### What this task involves
Without including any pictures, copy each entry below exactly.

↓

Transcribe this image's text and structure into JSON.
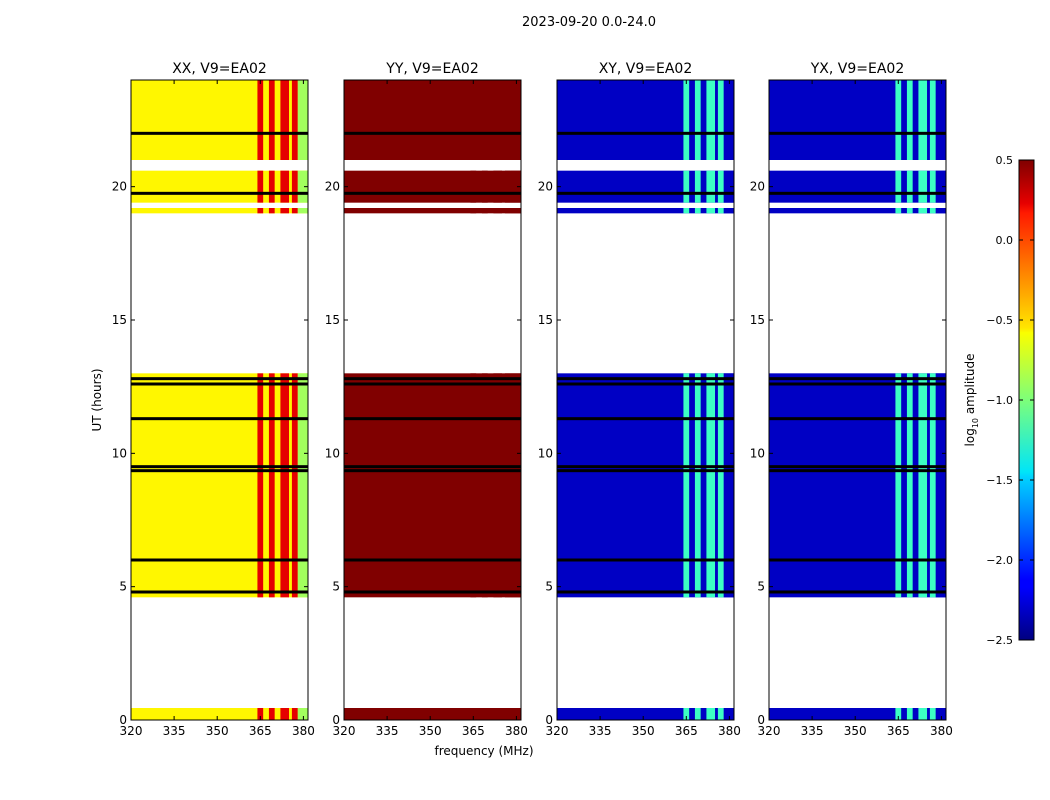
{
  "figure_title": "2023-09-20 0.0-24.0",
  "chart_data": {
    "type": "heatmap",
    "x": {
      "label": "frequency (MHz)",
      "range": [
        320,
        381.6
      ],
      "ticks": [
        320,
        335,
        350,
        365,
        380
      ],
      "tick_labels": [
        "320",
        "335",
        "350",
        "365",
        "380"
      ]
    },
    "y": {
      "label": "UT (hours)",
      "range": [
        0,
        24
      ],
      "ticks": [
        0,
        5,
        10,
        15,
        20
      ],
      "tick_labels": [
        "0",
        "5",
        "10",
        "15",
        "20"
      ]
    },
    "colorbar": {
      "label_main": "log",
      "label_sub": "10",
      "label_rest": " amplitude",
      "range": [
        -2.5,
        0.5
      ],
      "ticks": [
        0.5,
        0.0,
        -0.5,
        -1.0,
        -1.5,
        -2.0,
        -2.5
      ],
      "tick_labels": [
        "0.5",
        "0.0",
        "−0.5",
        "−1.0",
        "−1.5",
        "−2.0",
        "−2.5"
      ]
    },
    "observed_time_segments_hours": [
      [
        0.0,
        0.45
      ],
      [
        4.6,
        13.0
      ],
      [
        19.0,
        19.2
      ],
      [
        19.4,
        20.6
      ],
      [
        21.0,
        24.0
      ]
    ],
    "black_gap_lines_hours": [
      4.8,
      6.0,
      9.35,
      9.5,
      11.3,
      12.6,
      12.8,
      19.75,
      22.0
    ],
    "rfi_bands_mhz": [
      [
        364,
        366
      ],
      [
        368,
        370
      ],
      [
        372,
        375
      ],
      [
        376,
        378
      ]
    ],
    "panels": [
      {
        "title": "XX, V9=EA02",
        "base_value": -0.6,
        "band_value": 0.2,
        "edge_value": -0.9
      },
      {
        "title": "YY, V9=EA02",
        "base_value": 0.5,
        "band_value": 0.5,
        "edge_value": 0.5
      },
      {
        "title": "XY, V9=EA02",
        "base_value": -2.3,
        "band_value": -1.2,
        "edge_value": -2.3
      },
      {
        "title": "YX, V9=EA02",
        "base_value": -2.3,
        "band_value": -1.2,
        "edge_value": -2.3
      }
    ]
  }
}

↑

### Solution to this exercise
Transcribe this image's text and structure into JSON.
{
  "figure_title": "2023-09-20 0.0-24.0",
  "chart_data": {
    "type": "heatmap",
    "x": {
      "label": "frequency (MHz)",
      "range": [
        320,
        381.6
      ],
      "ticks": [
        320,
        335,
        350,
        365,
        380
      ],
      "tick_labels": [
        "320",
        "335",
        "350",
        "365",
        "380"
      ]
    },
    "y": {
      "label": "UT (hours)",
      "range": [
        0,
        24
      ],
      "ticks": [
        0,
        5,
        10,
        15,
        20
      ],
      "tick_labels": [
        "0",
        "5",
        "10",
        "15",
        "20"
      ]
    },
    "colorbar": {
      "label_main": "log",
      "label_sub": "10",
      "label_rest": " amplitude",
      "range": [
        -2.5,
        0.5
      ],
      "ticks": [
        0.5,
        0.0,
        -0.5,
        -1.0,
        -1.5,
        -2.0,
        -2.5
      ],
      "tick_labels": [
        "0.5",
        "0.0",
        "−0.5",
        "−1.0",
        "−1.5",
        "−2.0",
        "−2.5"
      ]
    },
    "observed_time_segments_hours": [
      [
        0.0,
        0.45
      ],
      [
        4.6,
        13.0
      ],
      [
        19.0,
        19.2
      ],
      [
        19.4,
        20.6
      ],
      [
        21.0,
        24.0
      ]
    ],
    "black_gap_lines_hours": [
      4.8,
      6.0,
      9.35,
      9.5,
      11.3,
      12.6,
      12.8,
      19.75,
      22.0
    ],
    "rfi_bands_mhz": [
      [
        364,
        366
      ],
      [
        368,
        370
      ],
      [
        372,
        375
      ],
      [
        376,
        378
      ]
    ],
    "panels": [
      {
        "title": "XX, V9=EA02",
        "base_value": -0.6,
        "band_value": 0.2,
        "edge_value": -0.9
      },
      {
        "title": "YY, V9=EA02",
        "base_value": 0.5,
        "band_value": 0.5,
        "edge_value": 0.5
      },
      {
        "title": "XY, V9=EA02",
        "base_value": -2.3,
        "band_value": -1.2,
        "edge_value": -2.3
      },
      {
        "title": "YX, V9=EA02",
        "base_value": -2.3,
        "band_value": -1.2,
        "edge_value": -2.3
      }
    ]
  }
}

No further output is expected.